> **Exercise prompt**
Can you retype everything from the start of the data down to the line containing "border-line <box>69 88 199 736</box>", including both of those lines, without any changes?

> **Record extracts**
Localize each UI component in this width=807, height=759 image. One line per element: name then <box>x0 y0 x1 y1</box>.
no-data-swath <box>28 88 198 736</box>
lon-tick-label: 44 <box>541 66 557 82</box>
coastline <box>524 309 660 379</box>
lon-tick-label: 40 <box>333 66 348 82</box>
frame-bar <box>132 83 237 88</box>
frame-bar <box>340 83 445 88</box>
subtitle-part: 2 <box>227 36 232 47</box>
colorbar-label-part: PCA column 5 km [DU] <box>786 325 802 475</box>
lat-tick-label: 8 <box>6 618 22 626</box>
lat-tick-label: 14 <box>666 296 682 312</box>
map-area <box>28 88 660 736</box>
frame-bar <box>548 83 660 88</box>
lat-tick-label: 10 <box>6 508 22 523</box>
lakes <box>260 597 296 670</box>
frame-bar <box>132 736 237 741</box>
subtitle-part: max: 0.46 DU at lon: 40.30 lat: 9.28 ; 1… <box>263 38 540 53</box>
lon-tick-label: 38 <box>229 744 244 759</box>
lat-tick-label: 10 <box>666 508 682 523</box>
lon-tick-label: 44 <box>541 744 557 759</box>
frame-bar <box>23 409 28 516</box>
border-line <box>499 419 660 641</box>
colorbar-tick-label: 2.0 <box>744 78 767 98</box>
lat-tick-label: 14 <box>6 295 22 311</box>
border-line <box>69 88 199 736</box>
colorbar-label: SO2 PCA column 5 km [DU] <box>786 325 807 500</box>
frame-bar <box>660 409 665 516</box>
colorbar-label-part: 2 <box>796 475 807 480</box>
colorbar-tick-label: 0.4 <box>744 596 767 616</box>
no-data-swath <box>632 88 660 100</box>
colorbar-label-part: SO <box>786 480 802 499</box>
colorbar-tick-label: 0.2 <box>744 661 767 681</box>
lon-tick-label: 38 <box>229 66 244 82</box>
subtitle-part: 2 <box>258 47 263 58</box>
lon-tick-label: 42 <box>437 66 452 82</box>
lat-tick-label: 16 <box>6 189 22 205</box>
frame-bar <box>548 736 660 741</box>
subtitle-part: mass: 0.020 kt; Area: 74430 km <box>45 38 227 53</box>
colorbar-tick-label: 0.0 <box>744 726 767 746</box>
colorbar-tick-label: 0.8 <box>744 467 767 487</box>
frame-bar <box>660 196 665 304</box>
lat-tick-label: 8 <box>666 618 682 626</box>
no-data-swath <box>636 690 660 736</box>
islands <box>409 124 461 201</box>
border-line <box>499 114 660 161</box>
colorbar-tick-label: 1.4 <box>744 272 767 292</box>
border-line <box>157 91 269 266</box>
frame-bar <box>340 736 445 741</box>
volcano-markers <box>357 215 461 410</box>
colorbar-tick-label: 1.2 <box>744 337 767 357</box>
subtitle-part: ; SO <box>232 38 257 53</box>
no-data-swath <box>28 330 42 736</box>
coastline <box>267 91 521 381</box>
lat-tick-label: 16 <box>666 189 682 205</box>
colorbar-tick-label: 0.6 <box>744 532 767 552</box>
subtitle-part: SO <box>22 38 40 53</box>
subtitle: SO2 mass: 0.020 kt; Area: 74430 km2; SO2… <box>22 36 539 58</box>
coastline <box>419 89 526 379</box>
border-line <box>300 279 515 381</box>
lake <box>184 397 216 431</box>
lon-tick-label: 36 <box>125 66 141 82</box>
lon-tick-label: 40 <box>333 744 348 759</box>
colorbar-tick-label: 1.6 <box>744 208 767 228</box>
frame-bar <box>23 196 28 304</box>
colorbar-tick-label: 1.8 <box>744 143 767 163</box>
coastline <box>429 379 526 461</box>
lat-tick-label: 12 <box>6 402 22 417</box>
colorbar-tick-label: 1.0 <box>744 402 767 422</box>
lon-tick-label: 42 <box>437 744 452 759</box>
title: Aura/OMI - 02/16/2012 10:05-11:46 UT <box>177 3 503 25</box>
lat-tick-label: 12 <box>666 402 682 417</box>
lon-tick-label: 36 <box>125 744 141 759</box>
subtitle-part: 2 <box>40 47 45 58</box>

> **Worked solution**
Localize each UI component in this width=807, height=759 image. One line per element: name then <box>x0 y0 x1 y1</box>.
no-data-swath <box>28 88 198 736</box>
lon-tick-label: 44 <box>541 66 557 82</box>
coastline <box>524 309 660 379</box>
lon-tick-label: 40 <box>333 66 348 82</box>
frame-bar <box>132 83 237 88</box>
frame-bar <box>340 83 445 88</box>
subtitle-part: 2 <box>227 36 232 47</box>
colorbar-label-part: PCA column 5 km [DU] <box>786 325 802 475</box>
lat-tick-label: 8 <box>6 618 22 626</box>
lat-tick-label: 14 <box>666 296 682 312</box>
map-area <box>28 88 660 736</box>
frame-bar <box>548 83 660 88</box>
lat-tick-label: 10 <box>6 508 22 523</box>
lakes <box>260 597 296 670</box>
frame-bar <box>132 736 237 741</box>
subtitle-part: max: 0.46 DU at lon: 40.30 lat: 9.28 ; 1… <box>263 38 540 53</box>
lon-tick-label: 38 <box>229 744 244 759</box>
lat-tick-label: 10 <box>666 508 682 523</box>
lon-tick-label: 44 <box>541 744 557 759</box>
frame-bar <box>23 409 28 516</box>
border-line <box>499 419 660 641</box>
colorbar-tick-label: 2.0 <box>744 78 767 98</box>
lat-tick-label: 14 <box>6 295 22 311</box>
border-line <box>69 88 199 736</box>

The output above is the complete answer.